Your objective
Check each line of the data for "seed" and select those that have it.

=====

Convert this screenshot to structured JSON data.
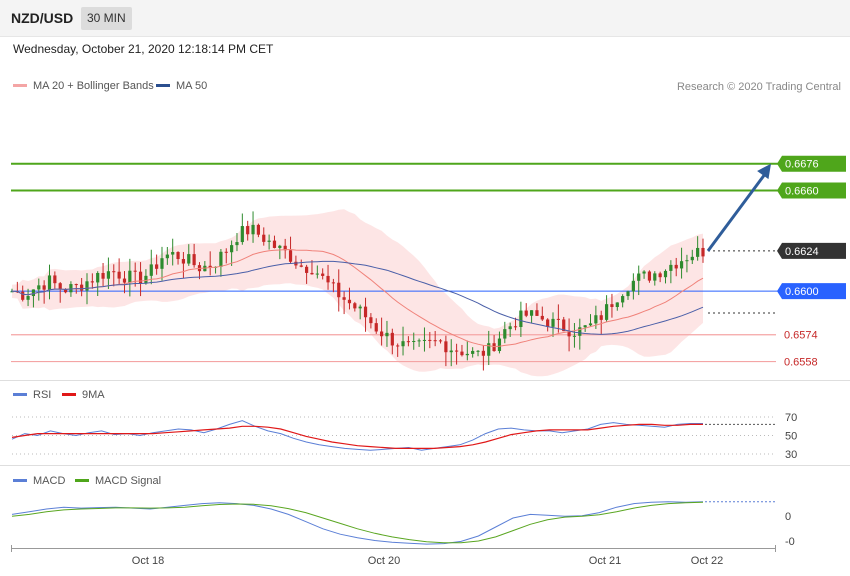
{
  "header": {
    "pair": "NZD/USD",
    "timeframe": "30 MIN"
  },
  "date": "Wednesday, October 21, 2020 12:18:14 PM CET",
  "credit": "Research © 2020 Trading Central",
  "colors": {
    "up": "#2e8b2e",
    "down": "#c62828",
    "ma20": "#f0827a",
    "bands": "#fde0e0",
    "ma50": "#4a5fa8",
    "green_level": "#4fa61b",
    "blue_level": "#2962ff",
    "red_level": "#f4a5a5",
    "price_tag": "#333333",
    "arrow": "#2f5d9a",
    "rsi": "#5b7fd6",
    "rsi_ma": "#e01818",
    "macd": "#5b7fd6",
    "macd_signal": "#5aa621"
  },
  "legend_main": [
    {
      "label": "MA 20 + Bollinger Bands",
      "color": "#f4a5a5"
    },
    {
      "label": "MA 50",
      "color": "#2b4f8f"
    }
  ],
  "legend_rsi": [
    {
      "label": "RSI",
      "color": "#5b7fd6"
    },
    {
      "label": "9MA",
      "color": "#e01818"
    }
  ],
  "legend_macd": [
    {
      "label": "MACD",
      "color": "#5b7fd6"
    },
    {
      "label": "MACD Signal",
      "color": "#4fa61b"
    }
  ],
  "chart_data": {
    "type": "candlestick",
    "x_tick_labels": [
      "Oct 18",
      "Oct 20",
      "Oct 21",
      "Oct 22"
    ],
    "levels": [
      {
        "value": 0.6676,
        "label": "0.6676",
        "kind": "resistance"
      },
      {
        "value": 0.666,
        "label": "0.6660",
        "kind": "resistance"
      },
      {
        "value": 0.6624,
        "label": "0.6624",
        "kind": "last_price"
      },
      {
        "value": 0.66,
        "label": "0.6600",
        "kind": "pivot"
      },
      {
        "value": 0.6574,
        "label": "0.6574",
        "kind": "support"
      },
      {
        "value": 0.6558,
        "label": "0.6558",
        "kind": "support"
      }
    ],
    "ylim": [
      0.6547,
      0.6717
    ],
    "forecast": {
      "from": 0.6624,
      "to": 0.6676
    },
    "price_path": [
      0.66,
      0.6598,
      0.6603,
      0.6606,
      0.6601,
      0.6602,
      0.6606,
      0.661,
      0.6612,
      0.6609,
      0.6607,
      0.6611,
      0.6621,
      0.6622,
      0.6618,
      0.6614,
      0.6616,
      0.6624,
      0.6634,
      0.6637,
      0.6632,
      0.6626,
      0.6622,
      0.6615,
      0.6614,
      0.6605,
      0.6598,
      0.6592,
      0.6586,
      0.6578,
      0.6572,
      0.6568,
      0.6566,
      0.6568,
      0.657,
      0.6566,
      0.6564,
      0.6562,
      0.6565,
      0.6575,
      0.6582,
      0.6586,
      0.6584,
      0.6581,
      0.6578,
      0.6576,
      0.6579,
      0.6586,
      0.6596,
      0.6604,
      0.6608,
      0.661,
      0.6614,
      0.6618,
      0.6622,
      0.6624
    ],
    "rsi": {
      "ticks": [
        "70",
        "50",
        "30"
      ],
      "rsi_values": [
        46,
        52,
        50,
        55,
        52,
        50,
        53,
        55,
        51,
        52,
        50,
        53,
        55,
        57,
        56,
        53,
        57,
        62,
        66,
        60,
        55,
        52,
        47,
        43,
        40,
        38,
        36,
        35,
        34,
        35,
        36,
        37,
        34,
        36,
        38,
        40,
        45,
        52,
        57,
        58,
        56,
        55,
        55,
        53,
        55,
        57,
        62,
        64,
        62,
        61,
        60,
        59,
        62,
        63,
        63
      ],
      "ma_values": [
        48,
        50,
        52,
        52,
        52,
        52,
        52,
        52,
        52,
        52,
        52,
        52,
        53,
        54,
        55,
        56,
        57,
        58,
        60,
        60,
        59,
        57,
        53,
        49,
        46,
        43,
        41,
        39,
        38,
        37,
        36,
        36,
        36,
        36,
        37,
        38,
        40,
        43,
        47,
        51,
        53,
        55,
        56,
        56,
        56,
        56,
        58,
        60,
        61,
        62,
        62,
        61,
        61,
        62,
        62
      ]
    },
    "macd": {
      "ticks": [
        "0",
        "-0"
      ],
      "macd_values": [
        0.2,
        0.35,
        0.5,
        0.6,
        0.55,
        0.58,
        0.6,
        0.55,
        0.5,
        0.6,
        0.7,
        0.8,
        0.85,
        0.8,
        0.7,
        0.5,
        0.2,
        -0.2,
        -0.6,
        -0.9,
        -1.1,
        -1.25,
        -1.35,
        -1.4,
        -1.45,
        -1.42,
        -1.3,
        -1.0,
        -0.5,
        0.0,
        0.2,
        0.15,
        0.1,
        0.12,
        0.3,
        0.6,
        0.8,
        0.88,
        0.9,
        0.88,
        0.9
      ],
      "signal_values": [
        0.1,
        0.2,
        0.35,
        0.45,
        0.5,
        0.53,
        0.56,
        0.56,
        0.55,
        0.56,
        0.6,
        0.68,
        0.75,
        0.78,
        0.76,
        0.68,
        0.52,
        0.3,
        0.0,
        -0.3,
        -0.6,
        -0.85,
        -1.05,
        -1.2,
        -1.32,
        -1.38,
        -1.38,
        -1.28,
        -1.05,
        -0.7,
        -0.35,
        -0.1,
        0.05,
        0.1,
        0.18,
        0.35,
        0.55,
        0.7,
        0.8,
        0.85,
        0.88
      ]
    }
  }
}
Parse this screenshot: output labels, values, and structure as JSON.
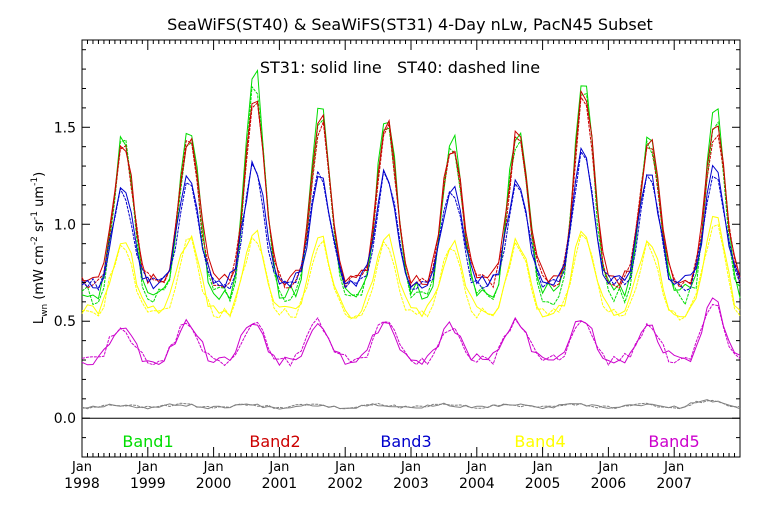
{
  "chart_data": {
    "type": "line",
    "title": "SeaWiFS(ST40) & SeaWiFS(ST31) 4-Day nLw, PacN45 Subset",
    "annotation": "ST31: solid line   ST40: dashed line",
    "ylabel": {
      "base": "L",
      "base_sub": "wn",
      "units_open": " (mW cm",
      "exp1": "-2",
      "units_mid1": " sr",
      "exp2": "-1",
      "units_mid2": " um",
      "exp3": "-1",
      "units_close": ")"
    },
    "xlabel": "",
    "x_range": [
      1998.0,
      2008.0
    ],
    "ylim": [
      -0.2,
      1.95
    ],
    "y_ticks": [
      0.0,
      0.5,
      1.0,
      1.5
    ],
    "y_tick_labels": [
      "0.0",
      "0.5",
      "1.0",
      "1.5"
    ],
    "zero_line": 0.0,
    "x_tick_top_labels": [
      "Jan",
      "Jan",
      "Jan",
      "Jan",
      "Jan",
      "Jan",
      "Jan",
      "Jan",
      "Jan",
      "Jan"
    ],
    "x_tick_bottom_labels": [
      "1998",
      "1999",
      "2000",
      "2001",
      "2002",
      "2003",
      "2004",
      "2005",
      "2006",
      "2007"
    ],
    "x_tick_values": [
      1998,
      1999,
      2000,
      2001,
      2002,
      2003,
      2004,
      2005,
      2006,
      2007
    ],
    "legend_position": "bottom, inside plot",
    "series": [
      {
        "name": "Band1",
        "color": "#00dd00",
        "min": 0.65,
        "max": [
          1.47,
          1.52,
          1.78,
          1.6,
          1.6,
          1.46,
          1.52,
          1.78,
          1.47,
          1.6
        ],
        "peak_phase": 0.63,
        "sharpness": 2.3,
        "noise": 0.05,
        "ratio": 0.97,
        "seed": 11
      },
      {
        "name": "Band2",
        "color": "#cc0000",
        "min": 0.72,
        "max": [
          1.42,
          1.47,
          1.66,
          1.55,
          1.55,
          1.43,
          1.48,
          1.7,
          1.44,
          1.52
        ],
        "peak_phase": 0.63,
        "sharpness": 2.3,
        "noise": 0.04,
        "ratio": 0.98,
        "seed": 23
      },
      {
        "name": "Band3",
        "color": "#0000cc",
        "min": 0.7,
        "max": [
          1.2,
          1.27,
          1.32,
          1.27,
          1.27,
          1.19,
          1.24,
          1.41,
          1.25,
          1.28
        ],
        "peak_phase": 0.62,
        "sharpness": 2.2,
        "noise": 0.04,
        "ratio": 0.985,
        "seed": 37
      },
      {
        "name": "Band4",
        "color": "#ffff00",
        "min": 0.55,
        "max": [
          0.93,
          0.93,
          0.96,
          0.93,
          0.93,
          0.9,
          0.91,
          0.96,
          0.91,
          1.02
        ],
        "peak_phase": 0.62,
        "sharpness": 2.0,
        "noise": 0.035,
        "ratio": 0.98,
        "seed": 41
      },
      {
        "name": "Band5",
        "color": "#cc00cc",
        "min": 0.3,
        "max": [
          0.48,
          0.5,
          0.5,
          0.5,
          0.5,
          0.47,
          0.5,
          0.52,
          0.48,
          0.6
        ],
        "peak_phase": 0.6,
        "sharpness": 1.8,
        "noise": 0.03,
        "ratio": 0.99,
        "seed": 53
      },
      {
        "name": "",
        "color": "#808080",
        "min": 0.055,
        "max": [
          0.07,
          0.07,
          0.07,
          0.07,
          0.07,
          0.07,
          0.07,
          0.07,
          0.07,
          0.09
        ],
        "peak_phase": 0.5,
        "sharpness": 1.0,
        "noise": 0.008,
        "ratio": 1.0,
        "seed": 67
      }
    ]
  }
}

=====

Solution to the exercise
        "seed": 11
        "seed": 23
        "seed": 37
        "seed": 41
        "seed": 53
        "seed": 67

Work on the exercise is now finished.